- [Page text]:

- Opening Delimiter -

If the queue is empty, consumer will be "block"ed, which means the thread waits(so do not uses cpu time) until producer puts some objects. otherwise cosumer continuosly consumes objects.
And if the queue is full, prducer will be blocked until consumer consumes some objects to make a room in the queue, vice versa.
Here's a example:
(a queue should be same object in both producer and consumer)
(Producer thread)
Message message = createMessage();
queue.put(message);
(Consumer thread)
Message message = queue.take();
handleMessage(message);

How do I return interim results from Callable?

I have Callable object executed using ExecutorService.
How to return interim results from this callable?
I know there is javax.swing.SwingWorker#publish(results) for Swing but I don't use Swing.
There are a couple of ways of doing this. You could do it with a callback or you could do it with a queue.
Here's an example of doing it with a callback:
public static interface Callback<T> {
public void on(T event);
}
Then, an implementation of the callback that does something with your in progress events:
final Callback<String> callback = new Callback<String>() {
public void on(String event) {
System.out.println(event);
}
};
Now you can use the callback in your pool:
Future<String> submit = pool.submit(new Callable<String>() {
public String call() throws Exception {
for(int i = 0; i < 10; i++) {
callback.on("process " + i);
}
return "done";
}
});
It is not clear what an "interim result" really is. The interfaces used in the concurrency package simply do not define this, but assume methods that resemble more or less pure functions.

- Closing Delimiter -

- [Document layout detection data]:

- Opening Delimiter -

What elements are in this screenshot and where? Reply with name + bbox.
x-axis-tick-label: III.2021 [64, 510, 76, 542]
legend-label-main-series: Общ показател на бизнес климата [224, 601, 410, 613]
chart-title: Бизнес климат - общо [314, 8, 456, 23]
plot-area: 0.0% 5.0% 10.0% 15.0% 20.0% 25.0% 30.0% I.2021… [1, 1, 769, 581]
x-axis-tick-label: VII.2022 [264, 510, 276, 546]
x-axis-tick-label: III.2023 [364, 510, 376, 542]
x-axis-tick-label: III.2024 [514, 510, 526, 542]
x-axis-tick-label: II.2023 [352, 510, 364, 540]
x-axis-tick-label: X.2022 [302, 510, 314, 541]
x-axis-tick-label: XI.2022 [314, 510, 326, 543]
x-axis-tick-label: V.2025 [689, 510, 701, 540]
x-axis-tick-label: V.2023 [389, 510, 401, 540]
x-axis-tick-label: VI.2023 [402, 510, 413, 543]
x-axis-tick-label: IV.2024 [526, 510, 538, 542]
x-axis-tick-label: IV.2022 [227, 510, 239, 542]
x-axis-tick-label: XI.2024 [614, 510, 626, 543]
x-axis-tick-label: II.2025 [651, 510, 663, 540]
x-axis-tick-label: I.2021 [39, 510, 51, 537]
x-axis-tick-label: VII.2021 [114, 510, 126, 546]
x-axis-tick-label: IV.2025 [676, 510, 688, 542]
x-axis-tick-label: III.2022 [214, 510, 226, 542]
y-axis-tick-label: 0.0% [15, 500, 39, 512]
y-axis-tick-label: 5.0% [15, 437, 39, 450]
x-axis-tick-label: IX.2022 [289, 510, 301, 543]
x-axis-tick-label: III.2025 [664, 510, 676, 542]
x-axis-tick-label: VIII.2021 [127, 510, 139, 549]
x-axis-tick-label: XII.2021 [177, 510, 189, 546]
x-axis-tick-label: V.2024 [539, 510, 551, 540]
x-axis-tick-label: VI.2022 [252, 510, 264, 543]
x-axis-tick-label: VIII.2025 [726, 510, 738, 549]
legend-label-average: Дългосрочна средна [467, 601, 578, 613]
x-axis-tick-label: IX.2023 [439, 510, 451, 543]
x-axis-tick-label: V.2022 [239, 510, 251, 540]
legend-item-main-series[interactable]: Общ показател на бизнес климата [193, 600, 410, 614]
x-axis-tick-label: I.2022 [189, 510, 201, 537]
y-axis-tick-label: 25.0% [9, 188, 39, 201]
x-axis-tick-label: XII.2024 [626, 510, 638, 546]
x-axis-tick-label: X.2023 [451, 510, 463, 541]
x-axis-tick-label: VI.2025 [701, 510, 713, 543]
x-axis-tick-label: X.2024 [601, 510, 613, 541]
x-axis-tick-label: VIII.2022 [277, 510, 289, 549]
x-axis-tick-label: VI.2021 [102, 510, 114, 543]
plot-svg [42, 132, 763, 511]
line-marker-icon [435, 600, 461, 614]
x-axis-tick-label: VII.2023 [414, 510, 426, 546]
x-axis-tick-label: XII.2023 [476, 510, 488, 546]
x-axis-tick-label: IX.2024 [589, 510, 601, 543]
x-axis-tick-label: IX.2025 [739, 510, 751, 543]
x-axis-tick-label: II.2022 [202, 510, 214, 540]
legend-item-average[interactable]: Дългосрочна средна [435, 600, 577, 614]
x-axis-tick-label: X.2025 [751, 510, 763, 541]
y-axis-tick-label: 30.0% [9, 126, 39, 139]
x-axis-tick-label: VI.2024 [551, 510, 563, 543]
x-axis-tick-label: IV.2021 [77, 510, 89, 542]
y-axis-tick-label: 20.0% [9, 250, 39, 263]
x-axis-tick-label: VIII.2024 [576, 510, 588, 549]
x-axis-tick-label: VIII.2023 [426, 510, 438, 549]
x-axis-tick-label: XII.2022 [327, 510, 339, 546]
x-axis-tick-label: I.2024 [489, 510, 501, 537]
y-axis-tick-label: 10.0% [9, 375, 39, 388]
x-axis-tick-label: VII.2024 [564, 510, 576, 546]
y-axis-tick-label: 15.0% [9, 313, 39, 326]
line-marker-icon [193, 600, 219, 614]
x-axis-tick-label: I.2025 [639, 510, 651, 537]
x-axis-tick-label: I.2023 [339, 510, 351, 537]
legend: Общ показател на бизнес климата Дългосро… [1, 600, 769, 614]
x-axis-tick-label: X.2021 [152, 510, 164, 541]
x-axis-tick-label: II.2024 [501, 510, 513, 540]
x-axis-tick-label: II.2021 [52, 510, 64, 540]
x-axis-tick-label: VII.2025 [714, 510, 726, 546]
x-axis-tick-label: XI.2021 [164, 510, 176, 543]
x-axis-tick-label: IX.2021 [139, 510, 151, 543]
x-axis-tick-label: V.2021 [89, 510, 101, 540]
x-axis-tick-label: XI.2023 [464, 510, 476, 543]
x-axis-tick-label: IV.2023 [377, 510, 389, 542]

- Closing Delimiter -

- [Exercises to complete]:
a) Transcribe the portion of the text on interim results from Callable that opens with the words containing "Message message = queue.take();" and closes with "executed using ExecutorService.".
b) According to the text on interim results from Callable, why is it unclear what an "interim result" really is?
c) In the text on interim results from Callable, what string does the call() method in the callback example return?
These rows stand apart from the text on interim results from Callable.

- [Responses by task]:
a)
Message message = queue.take();
handleMessage(message);

How do I return interim results from Callable?

I have Callable object executed using ExecutorService.

b) The interfaces in the concurrency package do not define an interim result. They instead assume methods that more or less resemble pure functions.

c) It returns "done".